_EXERCISE DIRECTIONS_:
Extract each line from the entries below that has the string "número" in it.

———

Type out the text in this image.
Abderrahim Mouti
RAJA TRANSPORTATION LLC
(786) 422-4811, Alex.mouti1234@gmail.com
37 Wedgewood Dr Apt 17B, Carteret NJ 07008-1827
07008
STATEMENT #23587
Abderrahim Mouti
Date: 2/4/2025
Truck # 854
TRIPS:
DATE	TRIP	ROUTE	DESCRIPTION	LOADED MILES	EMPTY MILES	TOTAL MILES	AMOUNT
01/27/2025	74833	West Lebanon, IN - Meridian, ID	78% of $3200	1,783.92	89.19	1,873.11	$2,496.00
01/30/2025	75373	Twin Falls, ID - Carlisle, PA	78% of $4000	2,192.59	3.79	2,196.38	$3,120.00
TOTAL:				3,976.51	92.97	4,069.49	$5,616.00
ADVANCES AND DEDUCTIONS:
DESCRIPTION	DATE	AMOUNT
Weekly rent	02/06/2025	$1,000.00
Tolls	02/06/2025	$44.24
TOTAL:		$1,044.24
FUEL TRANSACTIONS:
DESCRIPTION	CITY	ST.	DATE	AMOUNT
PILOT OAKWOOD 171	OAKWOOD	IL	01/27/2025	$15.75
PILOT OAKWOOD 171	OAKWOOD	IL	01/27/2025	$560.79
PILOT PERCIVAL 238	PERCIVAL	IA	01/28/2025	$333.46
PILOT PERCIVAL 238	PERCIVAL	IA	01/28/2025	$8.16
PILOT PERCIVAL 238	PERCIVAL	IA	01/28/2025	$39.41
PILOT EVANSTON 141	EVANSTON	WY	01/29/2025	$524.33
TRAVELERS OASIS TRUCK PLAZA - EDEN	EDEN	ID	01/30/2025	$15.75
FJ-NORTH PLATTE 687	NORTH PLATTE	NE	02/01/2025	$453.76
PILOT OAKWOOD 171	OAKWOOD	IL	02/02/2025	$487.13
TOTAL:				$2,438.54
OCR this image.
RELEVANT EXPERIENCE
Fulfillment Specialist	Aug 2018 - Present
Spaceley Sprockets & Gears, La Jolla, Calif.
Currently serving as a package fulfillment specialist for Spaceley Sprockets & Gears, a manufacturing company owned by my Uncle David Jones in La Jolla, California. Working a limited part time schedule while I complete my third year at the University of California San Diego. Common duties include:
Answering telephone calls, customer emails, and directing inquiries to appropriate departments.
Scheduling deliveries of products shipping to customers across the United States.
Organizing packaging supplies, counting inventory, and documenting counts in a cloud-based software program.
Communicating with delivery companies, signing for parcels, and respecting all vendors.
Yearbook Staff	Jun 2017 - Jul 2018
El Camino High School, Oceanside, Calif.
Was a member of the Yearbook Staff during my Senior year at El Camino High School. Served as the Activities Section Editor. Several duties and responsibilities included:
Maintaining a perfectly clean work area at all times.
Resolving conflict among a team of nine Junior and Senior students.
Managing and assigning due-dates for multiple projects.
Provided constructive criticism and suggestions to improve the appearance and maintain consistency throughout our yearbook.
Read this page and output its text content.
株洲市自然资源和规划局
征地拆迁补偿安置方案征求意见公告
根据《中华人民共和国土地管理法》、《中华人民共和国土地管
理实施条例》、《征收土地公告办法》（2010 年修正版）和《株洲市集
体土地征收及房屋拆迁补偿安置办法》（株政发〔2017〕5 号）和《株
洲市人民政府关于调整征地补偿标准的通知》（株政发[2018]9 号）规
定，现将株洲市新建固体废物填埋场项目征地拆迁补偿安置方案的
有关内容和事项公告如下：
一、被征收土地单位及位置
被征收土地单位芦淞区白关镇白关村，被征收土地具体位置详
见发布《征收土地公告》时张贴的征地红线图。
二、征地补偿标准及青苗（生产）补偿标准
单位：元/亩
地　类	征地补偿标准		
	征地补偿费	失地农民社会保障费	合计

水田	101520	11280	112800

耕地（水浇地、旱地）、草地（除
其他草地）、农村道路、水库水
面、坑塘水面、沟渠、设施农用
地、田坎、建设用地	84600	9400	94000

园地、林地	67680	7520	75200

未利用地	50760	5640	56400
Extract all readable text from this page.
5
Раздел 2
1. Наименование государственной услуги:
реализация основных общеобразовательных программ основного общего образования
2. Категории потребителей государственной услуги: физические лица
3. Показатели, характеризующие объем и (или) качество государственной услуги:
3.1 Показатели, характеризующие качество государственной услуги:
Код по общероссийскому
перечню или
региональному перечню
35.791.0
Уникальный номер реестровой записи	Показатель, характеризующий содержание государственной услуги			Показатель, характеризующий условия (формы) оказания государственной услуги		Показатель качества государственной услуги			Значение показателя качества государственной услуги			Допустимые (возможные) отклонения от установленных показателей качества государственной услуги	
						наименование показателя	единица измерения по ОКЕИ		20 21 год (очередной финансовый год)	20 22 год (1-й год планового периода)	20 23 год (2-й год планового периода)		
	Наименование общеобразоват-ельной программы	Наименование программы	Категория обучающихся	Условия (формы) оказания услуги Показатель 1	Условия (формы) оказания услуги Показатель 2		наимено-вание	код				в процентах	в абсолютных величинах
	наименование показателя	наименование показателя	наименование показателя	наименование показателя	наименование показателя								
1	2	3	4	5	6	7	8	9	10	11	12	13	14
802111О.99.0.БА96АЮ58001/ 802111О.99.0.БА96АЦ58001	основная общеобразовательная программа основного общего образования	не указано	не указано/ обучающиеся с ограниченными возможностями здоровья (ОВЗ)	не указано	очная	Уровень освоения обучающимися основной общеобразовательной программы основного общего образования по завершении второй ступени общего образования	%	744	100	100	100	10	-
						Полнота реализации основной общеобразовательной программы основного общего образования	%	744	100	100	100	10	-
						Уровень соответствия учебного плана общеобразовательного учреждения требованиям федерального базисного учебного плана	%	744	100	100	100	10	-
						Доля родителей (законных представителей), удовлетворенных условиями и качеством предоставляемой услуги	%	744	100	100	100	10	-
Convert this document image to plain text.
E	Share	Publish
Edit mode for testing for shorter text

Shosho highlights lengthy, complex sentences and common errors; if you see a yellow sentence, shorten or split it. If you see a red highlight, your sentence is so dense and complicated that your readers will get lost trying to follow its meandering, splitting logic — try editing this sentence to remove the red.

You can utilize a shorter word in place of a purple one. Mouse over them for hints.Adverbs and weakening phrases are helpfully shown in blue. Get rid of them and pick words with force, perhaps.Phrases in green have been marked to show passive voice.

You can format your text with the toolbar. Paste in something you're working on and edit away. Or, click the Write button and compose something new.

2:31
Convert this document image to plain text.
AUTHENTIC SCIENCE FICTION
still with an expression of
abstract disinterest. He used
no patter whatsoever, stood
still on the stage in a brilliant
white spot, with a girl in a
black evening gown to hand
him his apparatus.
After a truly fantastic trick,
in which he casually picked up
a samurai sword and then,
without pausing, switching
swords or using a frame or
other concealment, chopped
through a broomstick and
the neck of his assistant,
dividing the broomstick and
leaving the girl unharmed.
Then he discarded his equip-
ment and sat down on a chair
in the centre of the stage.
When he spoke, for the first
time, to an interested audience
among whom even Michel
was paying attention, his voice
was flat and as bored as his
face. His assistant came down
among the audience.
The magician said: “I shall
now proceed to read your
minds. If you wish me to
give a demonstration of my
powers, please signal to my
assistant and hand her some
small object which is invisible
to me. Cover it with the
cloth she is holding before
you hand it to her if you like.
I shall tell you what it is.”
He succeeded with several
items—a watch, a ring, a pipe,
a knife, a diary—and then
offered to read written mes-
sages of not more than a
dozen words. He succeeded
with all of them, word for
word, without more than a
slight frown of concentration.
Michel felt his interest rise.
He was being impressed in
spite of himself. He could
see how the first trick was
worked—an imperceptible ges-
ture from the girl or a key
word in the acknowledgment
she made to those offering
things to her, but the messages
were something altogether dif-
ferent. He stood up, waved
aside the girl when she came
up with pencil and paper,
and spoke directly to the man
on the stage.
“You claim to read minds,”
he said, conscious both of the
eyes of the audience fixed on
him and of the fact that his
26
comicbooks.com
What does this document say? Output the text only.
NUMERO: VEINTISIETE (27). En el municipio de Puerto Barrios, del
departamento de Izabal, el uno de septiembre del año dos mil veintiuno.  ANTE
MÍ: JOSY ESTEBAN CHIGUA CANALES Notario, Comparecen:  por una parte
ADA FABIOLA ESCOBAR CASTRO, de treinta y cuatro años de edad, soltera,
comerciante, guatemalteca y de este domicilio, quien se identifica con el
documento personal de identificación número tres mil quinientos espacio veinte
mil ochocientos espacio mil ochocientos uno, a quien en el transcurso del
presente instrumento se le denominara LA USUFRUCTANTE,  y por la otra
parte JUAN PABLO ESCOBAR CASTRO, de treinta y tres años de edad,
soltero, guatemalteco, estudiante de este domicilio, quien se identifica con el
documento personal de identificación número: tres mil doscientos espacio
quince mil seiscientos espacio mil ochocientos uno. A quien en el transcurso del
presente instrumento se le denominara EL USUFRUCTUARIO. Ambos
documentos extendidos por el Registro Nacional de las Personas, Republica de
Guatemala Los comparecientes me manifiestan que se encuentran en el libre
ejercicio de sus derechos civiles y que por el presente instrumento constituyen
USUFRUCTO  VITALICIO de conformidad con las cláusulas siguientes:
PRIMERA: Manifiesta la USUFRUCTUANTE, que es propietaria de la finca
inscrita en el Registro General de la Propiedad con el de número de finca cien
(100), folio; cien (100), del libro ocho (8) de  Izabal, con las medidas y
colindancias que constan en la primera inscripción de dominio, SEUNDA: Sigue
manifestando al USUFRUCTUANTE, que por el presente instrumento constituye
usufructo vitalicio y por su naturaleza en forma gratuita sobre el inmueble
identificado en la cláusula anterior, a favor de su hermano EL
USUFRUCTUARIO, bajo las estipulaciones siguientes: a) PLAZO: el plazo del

———

_ANSWER TO THE PROBLEM_:
documento personal de identificación número tres mil quinientos espacio veinte
documento personal de identificación número: tres mil doscientos espacio
inscrita en el Registro General de la Propiedad con el de número de finca cien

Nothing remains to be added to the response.